*To be done*.
Make an exact copy of the data below, leaving out every picture.

*Dataset rows*.

##############################

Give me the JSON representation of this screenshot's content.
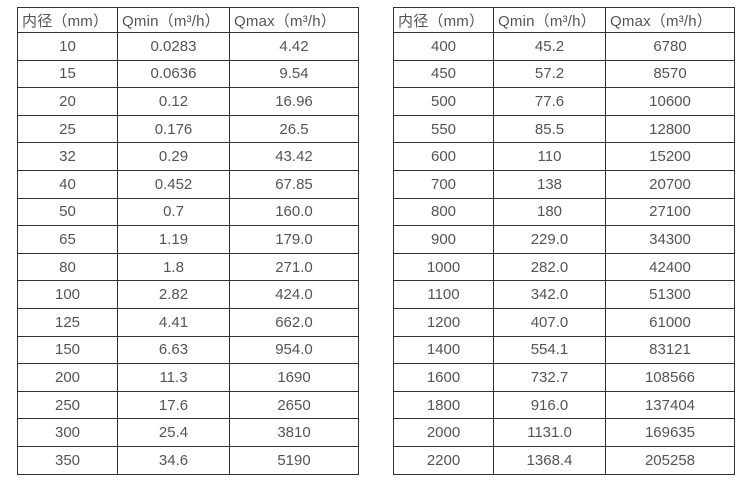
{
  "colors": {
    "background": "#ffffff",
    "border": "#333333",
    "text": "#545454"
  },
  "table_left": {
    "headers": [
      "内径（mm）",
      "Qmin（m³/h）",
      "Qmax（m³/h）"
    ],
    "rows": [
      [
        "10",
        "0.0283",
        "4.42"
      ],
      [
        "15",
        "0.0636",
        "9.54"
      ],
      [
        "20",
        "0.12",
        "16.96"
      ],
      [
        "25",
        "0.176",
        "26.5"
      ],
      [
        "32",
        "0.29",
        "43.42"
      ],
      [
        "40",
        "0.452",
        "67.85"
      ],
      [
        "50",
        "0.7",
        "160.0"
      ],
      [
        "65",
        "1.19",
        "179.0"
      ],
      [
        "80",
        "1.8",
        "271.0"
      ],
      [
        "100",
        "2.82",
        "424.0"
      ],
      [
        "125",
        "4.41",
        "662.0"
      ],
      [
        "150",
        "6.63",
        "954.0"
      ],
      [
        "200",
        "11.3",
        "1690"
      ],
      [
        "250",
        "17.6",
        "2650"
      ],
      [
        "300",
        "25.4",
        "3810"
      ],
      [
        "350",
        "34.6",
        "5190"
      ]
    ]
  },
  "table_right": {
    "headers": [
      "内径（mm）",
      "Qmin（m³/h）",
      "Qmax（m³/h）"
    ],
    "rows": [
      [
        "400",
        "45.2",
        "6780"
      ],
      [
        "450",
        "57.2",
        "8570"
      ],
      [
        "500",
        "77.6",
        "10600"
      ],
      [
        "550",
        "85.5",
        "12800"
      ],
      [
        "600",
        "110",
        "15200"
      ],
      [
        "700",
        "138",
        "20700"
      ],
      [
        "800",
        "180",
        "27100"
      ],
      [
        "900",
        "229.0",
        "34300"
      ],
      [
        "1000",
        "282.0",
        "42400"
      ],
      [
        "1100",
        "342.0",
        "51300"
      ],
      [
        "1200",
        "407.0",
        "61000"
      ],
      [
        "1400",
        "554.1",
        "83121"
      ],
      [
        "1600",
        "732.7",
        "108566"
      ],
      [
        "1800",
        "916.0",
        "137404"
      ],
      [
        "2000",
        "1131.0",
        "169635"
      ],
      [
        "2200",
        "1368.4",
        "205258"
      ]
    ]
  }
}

##############################

*Exercise answer*.
Give me the JSON representation of this screenshot's content.
{
  "colors": {
    "background": "#ffffff",
    "border": "#333333",
    "text": "#545454"
  },
  "table_left": {
    "headers": [
      "内径（mm）",
      "Qmin（m³/h）",
      "Qmax（m³/h）"
    ],
    "rows": [
      [
        "10",
        "0.0283",
        "4.42"
      ],
      [
        "15",
        "0.0636",
        "9.54"
      ],
      [
        "20",
        "0.12",
        "16.96"
      ],
      [
        "25",
        "0.176",
        "26.5"
      ],
      [
        "32",
        "0.29",
        "43.42"
      ],
      [
        "40",
        "0.452",
        "67.85"
      ],
      [
        "50",
        "0.7",
        "160.0"
      ],
      [
        "65",
        "1.19",
        "179.0"
      ],
      [
        "80",
        "1.8",
        "271.0"
      ],
      [
        "100",
        "2.82",
        "424.0"
      ],
      [
        "125",
        "4.41",
        "662.0"
      ],
      [
        "150",
        "6.63",
        "954.0"
      ],
      [
        "200",
        "11.3",
        "1690"
      ],
      [
        "250",
        "17.6",
        "2650"
      ],
      [
        "300",
        "25.4",
        "3810"
      ],
      [
        "350",
        "34.6",
        "5190"
      ]
    ]
  },
  "table_right": {
    "headers": [
      "内径（mm）",
      "Qmin（m³/h）",
      "Qmax（m³/h）"
    ],
    "rows": [
      [
        "400",
        "45.2",
        "6780"
      ],
      [
        "450",
        "57.2",
        "8570"
      ],
      [
        "500",
        "77.6",
        "10600"
      ],
      [
        "550",
        "85.5",
        "12800"
      ],
      [
        "600",
        "110",
        "15200"
      ],
      [
        "700",
        "138",
        "20700"
      ],
      [
        "800",
        "180",
        "27100"
      ],
      [
        "900",
        "229.0",
        "34300"
      ],
      [
        "1000",
        "282.0",
        "42400"
      ],
      [
        "1100",
        "342.0",
        "51300"
      ],
      [
        "1200",
        "407.0",
        "61000"
      ],
      [
        "1400",
        "554.1",
        "83121"
      ],
      [
        "1600",
        "732.7",
        "108566"
      ],
      [
        "1800",
        "916.0",
        "137404"
      ],
      [
        "2000",
        "1131.0",
        "169635"
      ],
      [
        "2200",
        "1368.4",
        "205258"
      ]
    ]
  }
}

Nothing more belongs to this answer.